**Trecho fornecido**
<<<<
Nesse sentido, o Plano Real provocou uma reformulação do papel do BACEN na economia. Segundo esse novo plano, era necessário outorgar a referida Instituição, autonomia (que se deu através de uma decisão política, e não de uma restrição institucional) para que possa cumprir com a sua função: garantir a estabilidade monetária (única e exclusiva ótica monetarista).

O jurista Jairo Saddi [6] comenta:

“Com as crescentes dúvidas em relação ao emprego, aos altos juros, na esteira da CPI dos bancos e com a incerteza generalizada que se tem no cenário brasileiro, volta-se a indagar para que serve um banco central: se para garantir apenas a estabilidade monetária, como querem os “monetaristas” ou se para servir de instrumento auxiliar do desenvolvimento econômico, como preferem os “desenvolvimentistas”
>>>>
**Dados extraídos**
<<<<
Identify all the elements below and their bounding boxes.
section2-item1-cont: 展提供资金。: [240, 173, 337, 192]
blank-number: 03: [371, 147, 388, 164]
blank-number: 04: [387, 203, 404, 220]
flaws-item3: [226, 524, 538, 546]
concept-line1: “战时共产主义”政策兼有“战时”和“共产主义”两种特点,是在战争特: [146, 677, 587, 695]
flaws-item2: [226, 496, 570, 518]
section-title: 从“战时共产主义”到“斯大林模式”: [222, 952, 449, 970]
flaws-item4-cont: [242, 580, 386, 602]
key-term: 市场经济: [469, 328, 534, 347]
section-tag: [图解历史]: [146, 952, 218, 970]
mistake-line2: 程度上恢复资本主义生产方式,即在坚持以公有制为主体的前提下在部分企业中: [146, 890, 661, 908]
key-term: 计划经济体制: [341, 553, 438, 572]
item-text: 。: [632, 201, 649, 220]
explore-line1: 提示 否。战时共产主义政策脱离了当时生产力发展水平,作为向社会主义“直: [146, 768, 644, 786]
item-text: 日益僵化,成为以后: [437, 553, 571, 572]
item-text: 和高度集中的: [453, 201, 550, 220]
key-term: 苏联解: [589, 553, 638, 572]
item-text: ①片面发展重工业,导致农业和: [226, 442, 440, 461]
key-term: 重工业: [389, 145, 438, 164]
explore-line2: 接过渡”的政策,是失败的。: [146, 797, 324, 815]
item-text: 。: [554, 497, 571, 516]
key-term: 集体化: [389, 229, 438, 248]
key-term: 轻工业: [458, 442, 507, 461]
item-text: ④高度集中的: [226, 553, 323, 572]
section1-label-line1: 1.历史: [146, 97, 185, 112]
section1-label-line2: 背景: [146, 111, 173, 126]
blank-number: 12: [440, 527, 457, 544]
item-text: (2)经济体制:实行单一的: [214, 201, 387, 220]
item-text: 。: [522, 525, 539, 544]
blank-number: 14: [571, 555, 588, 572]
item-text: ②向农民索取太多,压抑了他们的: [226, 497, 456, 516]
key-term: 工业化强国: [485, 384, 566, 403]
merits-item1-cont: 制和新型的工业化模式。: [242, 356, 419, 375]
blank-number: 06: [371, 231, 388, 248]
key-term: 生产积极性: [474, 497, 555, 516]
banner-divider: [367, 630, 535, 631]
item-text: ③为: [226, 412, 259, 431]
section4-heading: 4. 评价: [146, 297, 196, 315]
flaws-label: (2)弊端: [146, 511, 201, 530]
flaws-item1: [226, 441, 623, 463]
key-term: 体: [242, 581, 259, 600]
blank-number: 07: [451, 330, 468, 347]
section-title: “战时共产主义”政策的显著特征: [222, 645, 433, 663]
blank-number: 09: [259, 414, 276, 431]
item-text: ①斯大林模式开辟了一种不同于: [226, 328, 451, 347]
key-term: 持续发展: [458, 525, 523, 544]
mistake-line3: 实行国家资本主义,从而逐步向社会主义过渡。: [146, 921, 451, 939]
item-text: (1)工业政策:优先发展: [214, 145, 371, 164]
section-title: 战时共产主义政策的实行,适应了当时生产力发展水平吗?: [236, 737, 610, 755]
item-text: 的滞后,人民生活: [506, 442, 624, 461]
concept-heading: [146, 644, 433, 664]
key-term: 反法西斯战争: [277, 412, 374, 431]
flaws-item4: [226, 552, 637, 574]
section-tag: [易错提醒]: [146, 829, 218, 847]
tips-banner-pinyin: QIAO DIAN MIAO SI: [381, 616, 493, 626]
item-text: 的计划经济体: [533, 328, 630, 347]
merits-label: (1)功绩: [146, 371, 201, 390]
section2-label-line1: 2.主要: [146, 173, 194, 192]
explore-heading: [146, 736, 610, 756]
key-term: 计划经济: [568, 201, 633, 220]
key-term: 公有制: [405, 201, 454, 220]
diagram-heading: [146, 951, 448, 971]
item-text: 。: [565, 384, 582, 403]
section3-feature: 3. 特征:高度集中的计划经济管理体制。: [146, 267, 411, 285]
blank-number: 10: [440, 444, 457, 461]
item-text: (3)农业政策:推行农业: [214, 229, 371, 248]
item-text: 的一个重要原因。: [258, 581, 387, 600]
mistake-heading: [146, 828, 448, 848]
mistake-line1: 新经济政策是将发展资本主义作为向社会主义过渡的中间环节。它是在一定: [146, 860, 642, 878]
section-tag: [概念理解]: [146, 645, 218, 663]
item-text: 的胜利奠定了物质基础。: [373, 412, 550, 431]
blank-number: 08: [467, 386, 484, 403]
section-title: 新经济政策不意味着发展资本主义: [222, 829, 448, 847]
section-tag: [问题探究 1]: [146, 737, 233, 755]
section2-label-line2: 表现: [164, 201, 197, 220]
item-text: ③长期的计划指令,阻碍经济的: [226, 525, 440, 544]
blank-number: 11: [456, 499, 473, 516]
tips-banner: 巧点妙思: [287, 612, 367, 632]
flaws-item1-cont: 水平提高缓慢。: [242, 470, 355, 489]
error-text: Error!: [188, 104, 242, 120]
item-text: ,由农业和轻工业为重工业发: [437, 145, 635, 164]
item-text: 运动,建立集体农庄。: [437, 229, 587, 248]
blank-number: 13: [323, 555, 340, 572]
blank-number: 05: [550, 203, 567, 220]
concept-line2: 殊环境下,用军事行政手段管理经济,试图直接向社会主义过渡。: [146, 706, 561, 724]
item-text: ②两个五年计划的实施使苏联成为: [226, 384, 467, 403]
>>>>
**O que fazer**
Edite o trecho fornecido, reproduzindo-o a partir de "Nesse sentido, o" e seguindo até "exclusiva ótica monetarista).", com "BACEN" trocado por "Banco Central do Brasil". A listagem provém de uma fonte diferente da do trecho fornecido.

**Resposta à tarefa**
Nesse sentido, o Plano Real provocou uma reformulação do papel do Banco Central do Brasil na economia. Segundo esse novo plano, era necessário outorgar a referida Instituição, autonomia (que se deu através de uma decisão política, e não de uma restrição institucional) para que possa cumprir com a sua função: garantir a estabilidade monetária (única e exclusiva ótica monetarista).